Requirements:
Scan the data below for the string "text". Show every line where it turns up.
----------
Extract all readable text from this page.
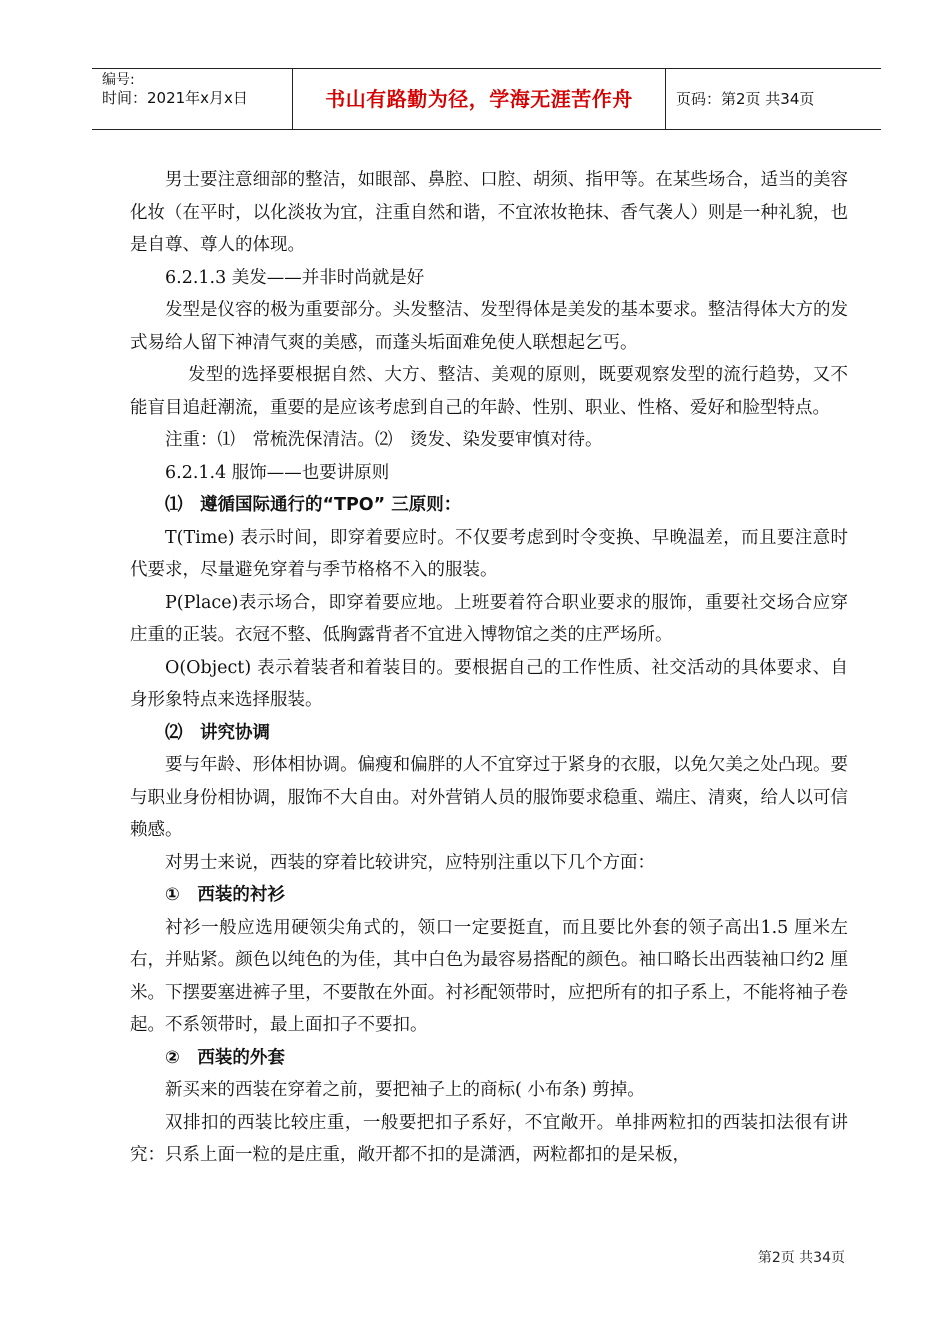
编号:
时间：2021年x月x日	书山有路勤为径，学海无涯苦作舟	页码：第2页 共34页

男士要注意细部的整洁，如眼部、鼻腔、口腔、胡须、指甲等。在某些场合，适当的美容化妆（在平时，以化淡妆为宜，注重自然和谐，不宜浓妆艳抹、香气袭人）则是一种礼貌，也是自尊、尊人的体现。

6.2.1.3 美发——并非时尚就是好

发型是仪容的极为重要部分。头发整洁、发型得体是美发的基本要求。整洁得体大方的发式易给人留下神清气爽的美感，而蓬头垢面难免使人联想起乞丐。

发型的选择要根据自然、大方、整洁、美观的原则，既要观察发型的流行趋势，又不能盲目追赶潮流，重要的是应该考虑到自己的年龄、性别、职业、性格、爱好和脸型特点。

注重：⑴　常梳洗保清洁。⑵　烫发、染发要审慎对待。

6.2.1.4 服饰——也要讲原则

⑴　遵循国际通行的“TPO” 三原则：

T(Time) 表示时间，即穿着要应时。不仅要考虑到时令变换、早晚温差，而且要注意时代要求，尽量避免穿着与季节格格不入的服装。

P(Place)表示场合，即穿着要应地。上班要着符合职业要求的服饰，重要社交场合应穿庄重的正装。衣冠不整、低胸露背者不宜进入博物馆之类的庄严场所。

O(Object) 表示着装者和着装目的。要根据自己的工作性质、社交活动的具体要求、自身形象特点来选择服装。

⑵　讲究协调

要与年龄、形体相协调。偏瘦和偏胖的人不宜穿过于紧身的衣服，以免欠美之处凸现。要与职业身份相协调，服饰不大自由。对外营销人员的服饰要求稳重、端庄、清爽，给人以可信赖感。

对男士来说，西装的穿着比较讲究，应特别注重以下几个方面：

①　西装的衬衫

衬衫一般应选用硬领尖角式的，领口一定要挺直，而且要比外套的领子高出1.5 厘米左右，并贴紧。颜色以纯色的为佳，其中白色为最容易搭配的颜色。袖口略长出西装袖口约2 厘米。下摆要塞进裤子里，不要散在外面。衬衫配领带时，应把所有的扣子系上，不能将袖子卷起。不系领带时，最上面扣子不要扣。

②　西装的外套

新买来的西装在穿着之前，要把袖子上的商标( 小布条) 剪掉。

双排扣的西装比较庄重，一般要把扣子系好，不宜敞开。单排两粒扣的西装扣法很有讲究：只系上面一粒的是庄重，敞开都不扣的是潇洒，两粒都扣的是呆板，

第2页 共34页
----------
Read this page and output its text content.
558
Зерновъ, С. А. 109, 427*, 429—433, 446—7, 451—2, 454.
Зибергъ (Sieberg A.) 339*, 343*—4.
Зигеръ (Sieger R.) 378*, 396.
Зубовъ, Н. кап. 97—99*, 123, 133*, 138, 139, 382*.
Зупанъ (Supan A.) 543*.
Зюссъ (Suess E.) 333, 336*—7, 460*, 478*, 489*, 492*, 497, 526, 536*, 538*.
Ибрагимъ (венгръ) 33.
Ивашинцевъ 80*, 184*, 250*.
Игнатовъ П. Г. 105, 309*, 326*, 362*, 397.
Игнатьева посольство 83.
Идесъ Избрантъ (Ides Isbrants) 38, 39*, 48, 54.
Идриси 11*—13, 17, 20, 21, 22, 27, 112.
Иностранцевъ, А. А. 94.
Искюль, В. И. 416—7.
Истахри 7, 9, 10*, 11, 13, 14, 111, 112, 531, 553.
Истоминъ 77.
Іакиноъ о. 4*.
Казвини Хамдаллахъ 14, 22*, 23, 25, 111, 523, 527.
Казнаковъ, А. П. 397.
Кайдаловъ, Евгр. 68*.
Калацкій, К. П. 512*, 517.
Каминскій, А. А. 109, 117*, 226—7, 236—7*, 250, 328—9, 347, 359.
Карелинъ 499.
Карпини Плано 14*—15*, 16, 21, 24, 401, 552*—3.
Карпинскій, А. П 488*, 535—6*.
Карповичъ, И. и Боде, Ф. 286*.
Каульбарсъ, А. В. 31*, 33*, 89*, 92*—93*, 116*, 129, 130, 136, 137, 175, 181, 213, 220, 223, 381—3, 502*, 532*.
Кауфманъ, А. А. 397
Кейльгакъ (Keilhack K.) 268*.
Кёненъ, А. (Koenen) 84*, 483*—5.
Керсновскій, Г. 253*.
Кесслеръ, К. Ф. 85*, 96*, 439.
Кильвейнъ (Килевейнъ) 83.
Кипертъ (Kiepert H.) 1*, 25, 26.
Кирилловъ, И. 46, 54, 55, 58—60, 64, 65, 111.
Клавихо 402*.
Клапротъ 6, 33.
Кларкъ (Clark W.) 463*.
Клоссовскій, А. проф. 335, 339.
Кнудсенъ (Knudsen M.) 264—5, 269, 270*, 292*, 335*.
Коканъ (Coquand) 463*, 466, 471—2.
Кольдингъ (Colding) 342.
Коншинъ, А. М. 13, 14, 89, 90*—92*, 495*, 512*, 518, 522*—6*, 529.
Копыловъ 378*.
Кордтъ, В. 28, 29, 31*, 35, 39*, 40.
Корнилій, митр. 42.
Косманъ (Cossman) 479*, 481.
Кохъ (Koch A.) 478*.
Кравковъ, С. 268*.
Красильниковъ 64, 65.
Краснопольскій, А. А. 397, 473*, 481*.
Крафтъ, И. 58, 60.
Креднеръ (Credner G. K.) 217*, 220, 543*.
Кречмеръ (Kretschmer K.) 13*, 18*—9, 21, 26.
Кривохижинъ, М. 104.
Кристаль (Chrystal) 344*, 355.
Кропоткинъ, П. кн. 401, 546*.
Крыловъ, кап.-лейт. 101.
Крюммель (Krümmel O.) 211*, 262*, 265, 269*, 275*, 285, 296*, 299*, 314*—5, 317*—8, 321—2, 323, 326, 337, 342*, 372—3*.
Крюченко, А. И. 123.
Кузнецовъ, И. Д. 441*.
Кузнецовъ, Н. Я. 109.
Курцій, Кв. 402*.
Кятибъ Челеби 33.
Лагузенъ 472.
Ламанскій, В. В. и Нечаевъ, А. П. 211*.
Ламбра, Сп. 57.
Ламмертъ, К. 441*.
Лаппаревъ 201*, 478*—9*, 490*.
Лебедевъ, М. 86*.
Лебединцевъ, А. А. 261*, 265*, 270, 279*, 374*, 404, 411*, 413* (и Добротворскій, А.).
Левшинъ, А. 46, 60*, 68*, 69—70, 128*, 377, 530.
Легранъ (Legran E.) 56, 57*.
----------
Output for this task:
Extract all readable text from this page.
Read this page and output its text content.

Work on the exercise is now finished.